Collected data:
★ ★ ★ ★
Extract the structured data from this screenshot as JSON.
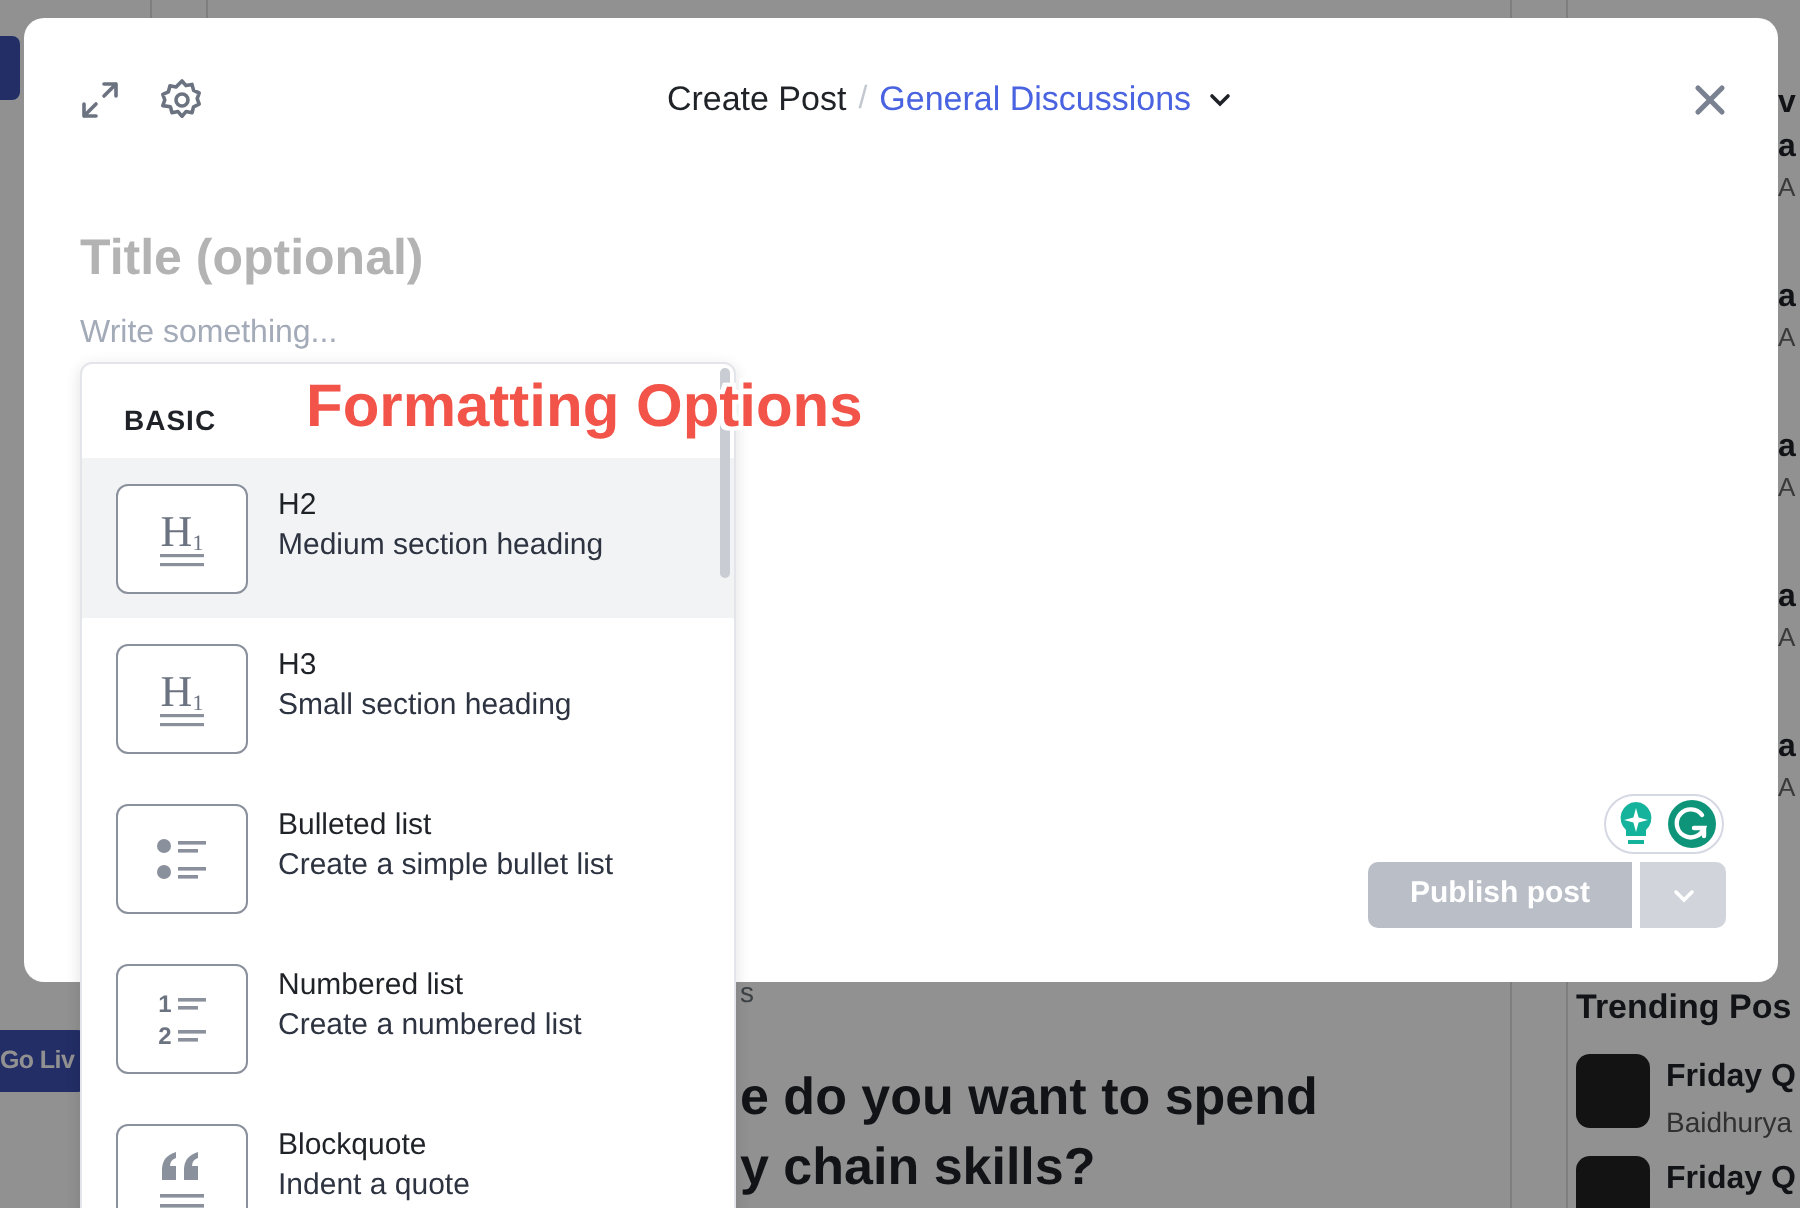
{
  "background": {
    "go_live_button": "Go Liv",
    "feed_label": "s",
    "post_title": [
      "e do you want to spend",
      "y chain skills?"
    ],
    "side_fragments": [
      {
        "title": "v"
      },
      {
        "title": "a",
        "meta": "A"
      },
      {
        "title": "a",
        "meta": "A"
      },
      {
        "title": "a",
        "meta": "A"
      },
      {
        "title": "a",
        "meta": "A"
      },
      {
        "title": "a",
        "meta": "A"
      }
    ],
    "trending": {
      "heading": "Trending Pos",
      "posts": [
        {
          "title": "Friday Q",
          "author": "Baidhurya"
        },
        {
          "title": "Friday Q"
        }
      ]
    }
  },
  "modal": {
    "title": "Create Post",
    "separator": "/",
    "category": "General Discussions",
    "title_field": {
      "placeholder": "Title (optional)"
    },
    "body_field": {
      "placeholder": "Write something..."
    },
    "publish_button": {
      "label": "Publish post",
      "disabled": true
    }
  },
  "menu": {
    "section": "BASIC",
    "items": [
      {
        "kind": "heading",
        "icon_text": "H$_{1}$",
        "label": "H2",
        "description": "Medium section heading",
        "selected": true
      },
      {
        "kind": "heading",
        "icon_text": "H$_{1}$",
        "label": "H3",
        "description": "Small section heading",
        "selected": false
      },
      {
        "kind": "bullets",
        "label": "Bulleted list",
        "description": "Create a simple bullet list",
        "selected": false
      },
      {
        "kind": "numbers",
        "icon_digits": [
          "1",
          "2"
        ],
        "label": "Numbered list",
        "description": "Create a numbered list",
        "selected": false
      },
      {
        "kind": "quote",
        "label": "Blockquote",
        "description": "Indent a quote",
        "selected": false
      }
    ]
  },
  "annotation": "Formatting Options"
}
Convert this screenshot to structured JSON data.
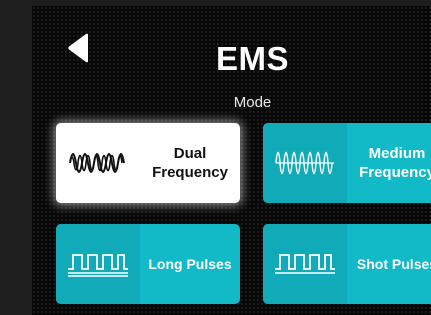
★ ★ ★ ★
**Job**
Look through the data above. Copy every line with the string "screenshot" in it.

**Completed exercise**
Extract the structured data from this screenshot as JSON.
Convert this screenshot to structured JSON data.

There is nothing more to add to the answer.